> Aim: The listing beneath should be written out in full, exactly as shown.
--- START OF Material provided ---
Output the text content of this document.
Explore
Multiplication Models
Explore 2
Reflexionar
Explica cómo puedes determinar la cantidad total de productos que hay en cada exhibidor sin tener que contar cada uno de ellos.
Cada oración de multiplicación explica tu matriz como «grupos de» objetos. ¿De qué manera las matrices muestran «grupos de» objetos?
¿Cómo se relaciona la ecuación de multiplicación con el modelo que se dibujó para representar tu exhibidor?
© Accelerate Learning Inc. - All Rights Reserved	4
--- END OF Material provided ---
> Solution to the exercise:
Output the text content of this document.
Explore
Multiplication Models
Explore 2
Reflexionar
Explica cómo puedes determinar la cantidad total de productos que hay en cada exhibidor sin tener que contar cada uno de ellos.
Cada oración de multiplicación explica tu matriz como «grupos de» objetos. ¿De qué manera las matrices muestran «grupos de» objetos?
¿Cómo se relaciona la ecuación de multiplicación con el modelo que se dibujó para representar tu exhibidor?
© Accelerate Learning Inc. - All Rights Reserved	4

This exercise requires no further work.